'''
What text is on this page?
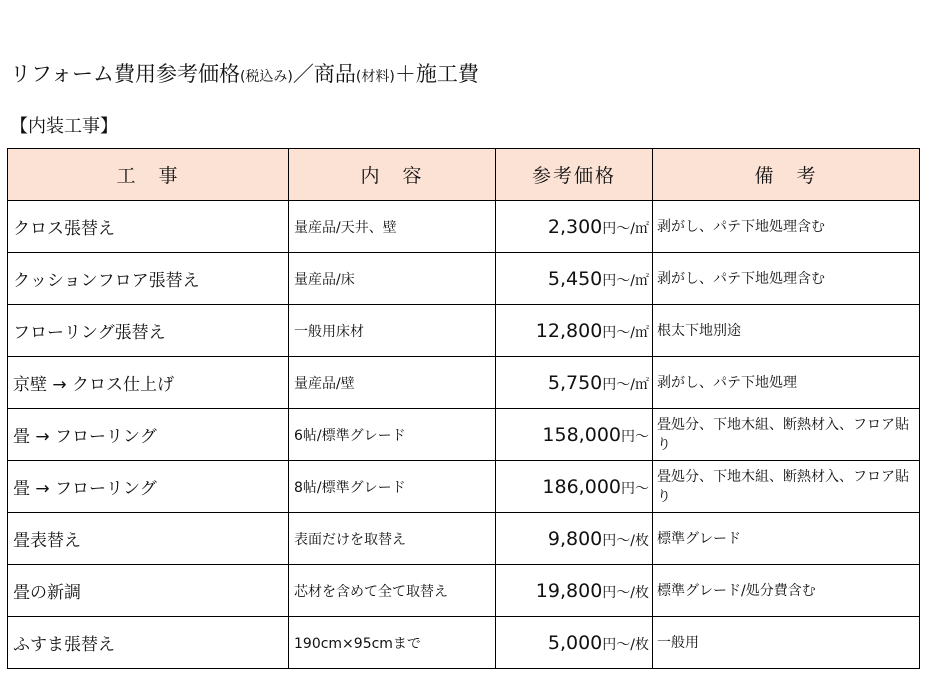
リフォーム費用参考価格(税込み)／商品(材料)＋施工費
【内装工事】
工　事	内　容	参考価格	備　考
クロス張替え	量産品/天井、壁	2,300円～/㎡	剥がし、パテ下地処理含む
クッションフロア張替え	量産品/床	5,450円～/㎡	剥がし、パテ下地処理含む
フローリング張替え	一般用床材	12,800円～/㎡	根太下地別途
京壁 → クロス仕上げ	量産品/壁	5,750円～/㎡	剥がし、パテ下地処理
畳 → フローリング	6帖/標準グレード	158,000円～	畳処分、下地木組、断熱材入、フロア貼り
畳 → フローリング	8帖/標準グレード	186,000円～	畳処分、下地木組、断熱材入、フロア貼り
畳表替え	表面だけを取替え	9,800円～/枚	標準グレード
畳の新調	芯材を含めて全て取替え	19,800円～/枚	標準グレード/処分費含む
ふすま張替え	190cm×95cmまで	5,000円～/枚	一般用
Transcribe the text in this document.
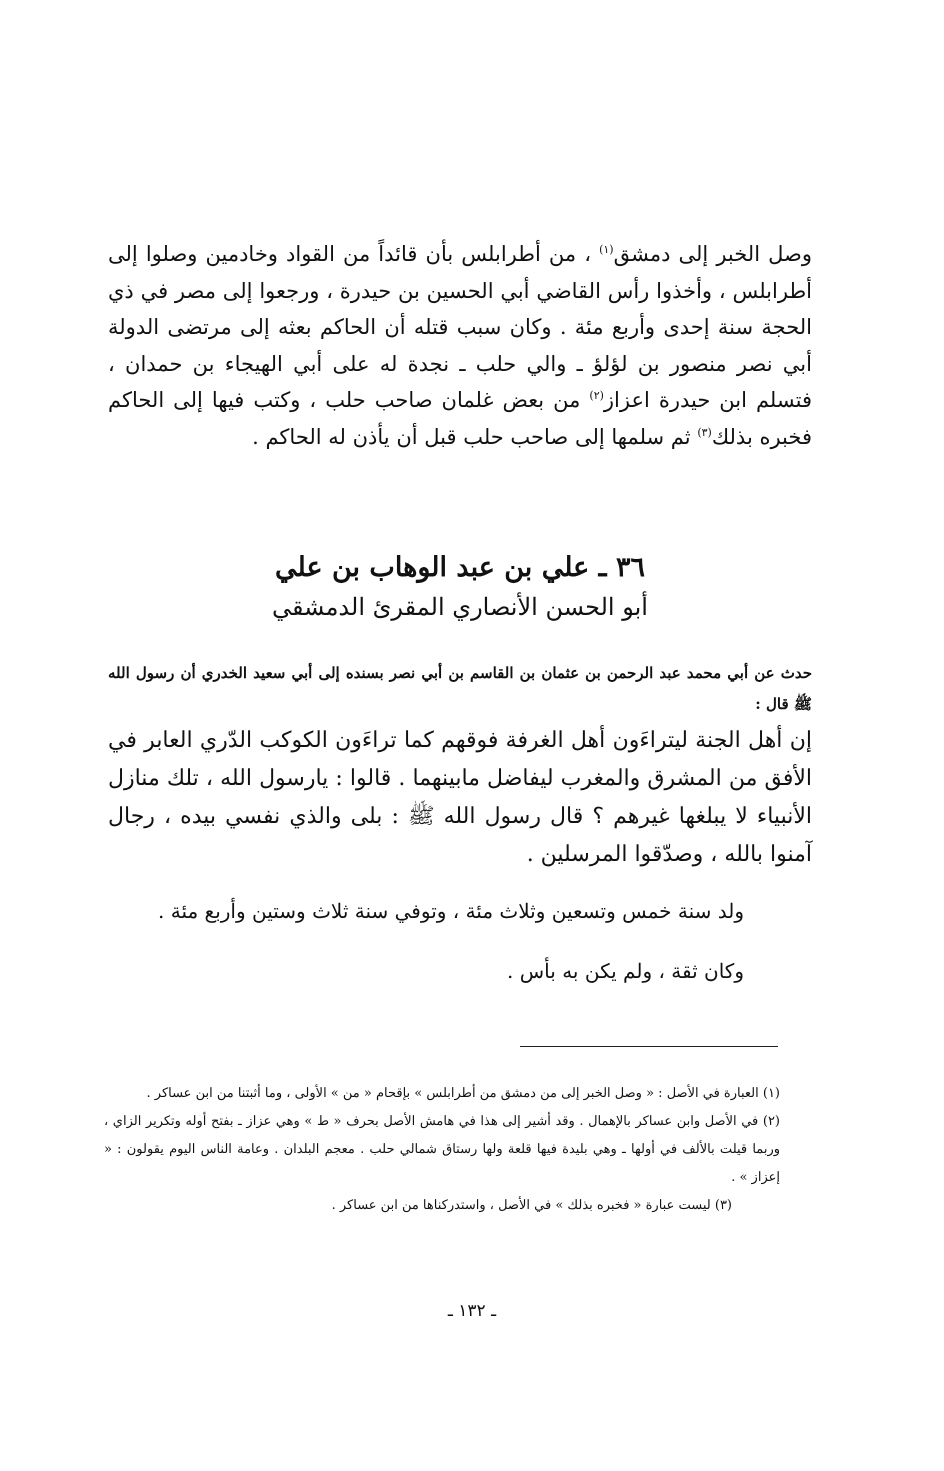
وصل الخبر إلى دمشق$^{(١)}$ ، من أطرابلس بأن قائداً من القواد وخادمين وصلوا إلى أطرابلس ، وأخذوا رأس القاضي أبي الحسين بن حيدرة ، ورجعوا إلى مصر في ذي الحجة سنة إحدى وأربع مئة . وكان سبب قتله أن الحاكم بعثه إلى مرتضى الدولة أبي نصر منصور بن لؤلؤ ـ والي حلب ـ نجدة له على أبي الهيجاء بن حمدان ، فتسلم ابن حيدرة اعزاز$^{(٢)}$ من بعض غلمان صاحب حلب ، وكتب فيها إلى الحاكم فخبره بذلك$^{(٣)}$ ثم سلمها إلى صاحب حلب قبل أن يأذن له الحاكم .

٣٦ ـ علي بن عبد الوهاب بن علي
أبو الحسن الأنصاري المقرئ الدمشقي

حدث عن أبي محمد عبد الرحمن بن عثمان بن القاسم بن أبي نصر بسنده إلى أبي سعيد الخدري أن رسول الله ﷺ قال :

إن أهل الجنة ليتراءَون أهل الغرفة فوقهم كما تراءَون الكوكب الدّري العابر في الأفق من المشرق والمغرب ليفاضل مابينهما . قالوا : يارسول الله ، تلك منازل الأنبياء لا يبلغها غيرهم ؟ قال رسول الله ﷺ : بلى والذي نفسي بيده ، رجال آمنوا بالله ، وصدّقوا المرسلين .

ولد سنة خمس وتسعين وثلاث مئة ، وتوفي سنة ثلاث وستين وأربع مئة .
وكان ثقة ، ولم يكن به بأس .

(١) العبارة في الأصل : « وصل الخبر إلى من دمشق من أطرابلس » بإقحام « من » الأولى ، وما أثبتنا من ابن عساكر .

(٢) في الأصل وابن عساكر بالإهمال . وقد أشير إلى هذا في هامش الأصل بحرف « ط » وهي عزاز ـ بفتح أوله وتكرير الزاي ، وربما قيلت بالألف في أولها ـ وهي بليدة فيها قلعة ولها رستاق شمالي حلب . معجم البلدان . وعامة الناس اليوم يقولون : « إعزاز » .

(٣) ليست عبارة « فخبره بذلك » في الأصل ، واستدركناها من ابن عساكر .

ـ ١٣٢ ـ
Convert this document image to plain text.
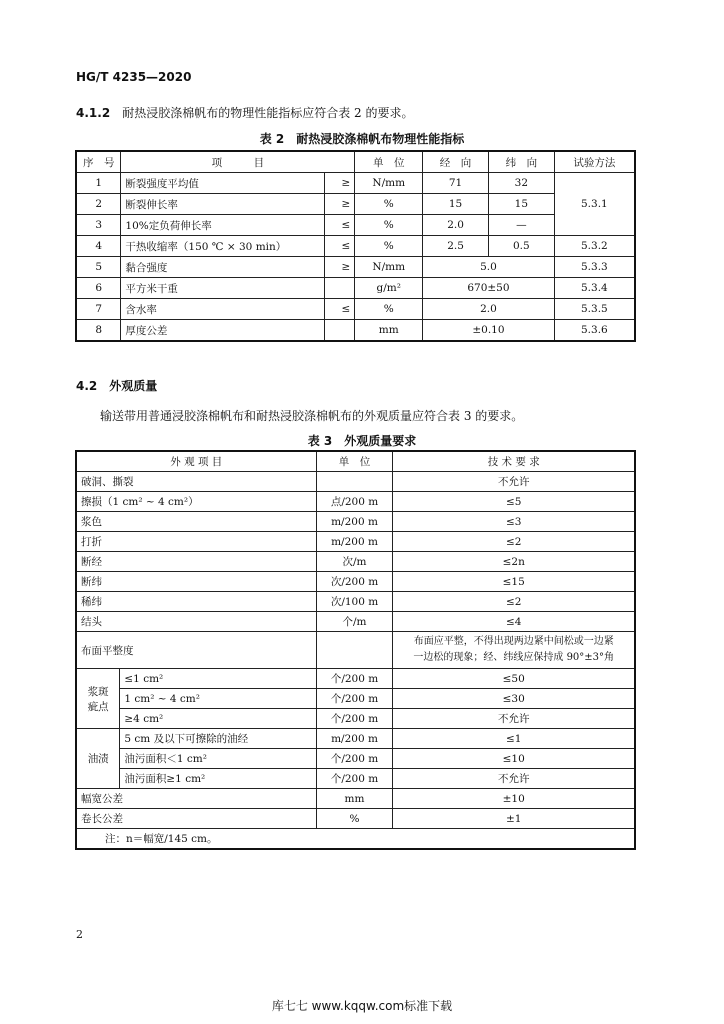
HG/T 4235—2020
4.1.2　 耐热浸胶涤棉帆布的物理性能指标应符合表 2 的要求。
表 2　耐热浸胶涤棉帆布物理性能指标
序　号	项　　　目		单　位	经　向	纬　向	试验方法
1	断裂强度平均值	≥	N/mm	71	32	5.3.1
2	断裂伸长率	≥	%	15	15	
3	10%定负荷伸长率	≤	%	2.0	—	
4	干热收缩率（150 ℃ × 30 min）	≤	%	2.5	0.5	5.3.2
5	黏合强度	≥	N/mm	5.0		5.3.3
6	平方米干重		g/m²	670±50		5.3.4
7	含水率	≤	%	2.0		5.3.5
8	厚度公差		mm	±0.10		5.3.6
4.2　外观质量
输送带用普通浸胶涤棉帆布和耐热浸胶涤棉帆布的外观质量应符合表 3 的要求。
表 3　外观质量要求
外 观 项 目		单　位	技 术 要 求
破洞、撕裂			不允许
擦损（1 cm² ~ 4 cm²）		点/200 m	≤5
浆色		m/200 m	≤3
打折		m/200 m	≤2
断经		次/m	≤2n
断纬		次/200 m	≤15
稀纬		次/100 m	≤2
结头		个/m	≤4
布面平整度			布面应平整，不得出现两边紧中间松或一边紧
一边松的现象；经、纬线应保持成 90°±3°角

浆斑
疵点	≤1 cm²	个/200 m	≤50
	1 cm² ~ 4 cm²	个/200 m	≤30
	≥4 cm²	个/200 m	不允许
油渍	5 cm 及以下可擦除的油经	m/200 m	≤1
	油污面积＜1 cm²	个/200 m	≤10
	油污面积≥1 cm²	个/200 m	不允许
幅宽公差		mm	±10
卷长公差		%	±1
注：n＝幅宽/145 cm。			
2
库七七 www.kqqw.com标准下载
'''
• EXERCISE AIM: Exactly as they appear, repeat the lines from the one containing "Convert this document image to plain text." through the last line of the entries, counting both ends. Pictures stay out.

• FULL ANSWER:
Convert this document image to plain text.
HG/T 4235—2020
4.1.2　 耐热浸胶涤棉帆布的物理性能指标应符合表 2 的要求。
表 2　耐热浸胶涤棉帆布物理性能指标
序　号	项　　　目		单　位	经　向	纬　向	试验方法
1	断裂强度平均值	≥	N/mm	71	32	5.3.1
2	断裂伸长率	≥	%	15	15	
3	10%定负荷伸长率	≤	%	2.0	—	
4	干热收缩率（150 ℃ × 30 min）	≤	%	2.5	0.5	5.3.2
5	黏合强度	≥	N/mm	5.0		5.3.3
6	平方米干重		g/m²	670±50		5.3.4
7	含水率	≤	%	2.0		5.3.5
8	厚度公差		mm	±0.10		5.3.6
4.2　外观质量
输送带用普通浸胶涤棉帆布和耐热浸胶涤棉帆布的外观质量应符合表 3 的要求。
表 3　外观质量要求
外 观 项 目		单　位	技 术 要 求
破洞、撕裂			不允许
擦损（1 cm² ~ 4 cm²）		点/200 m	≤5
浆色		m/200 m	≤3
打折		m/200 m	≤2
断经		次/m	≤2n
断纬		次/200 m	≤15
稀纬		次/100 m	≤2
结头		个/m	≤4
布面平整度			布面应平整，不得出现两边紧中间松或一边紧
一边松的现象；经、纬线应保持成 90°±3°角

浆斑
疵点	≤1 cm²	个/200 m	≤50
	1 cm² ~ 4 cm²	个/200 m	≤30
	≥4 cm²	个/200 m	不允许
油渍	5 cm 及以下可擦除的油经	m/200 m	≤1
	油污面积＜1 cm²	个/200 m	≤10
	油污面积≥1 cm²	个/200 m	不允许
幅宽公差		mm	±10
卷长公差		%	±1
注：n＝幅宽/145 cm。			
2
库七七 www.kqqw.com标准下载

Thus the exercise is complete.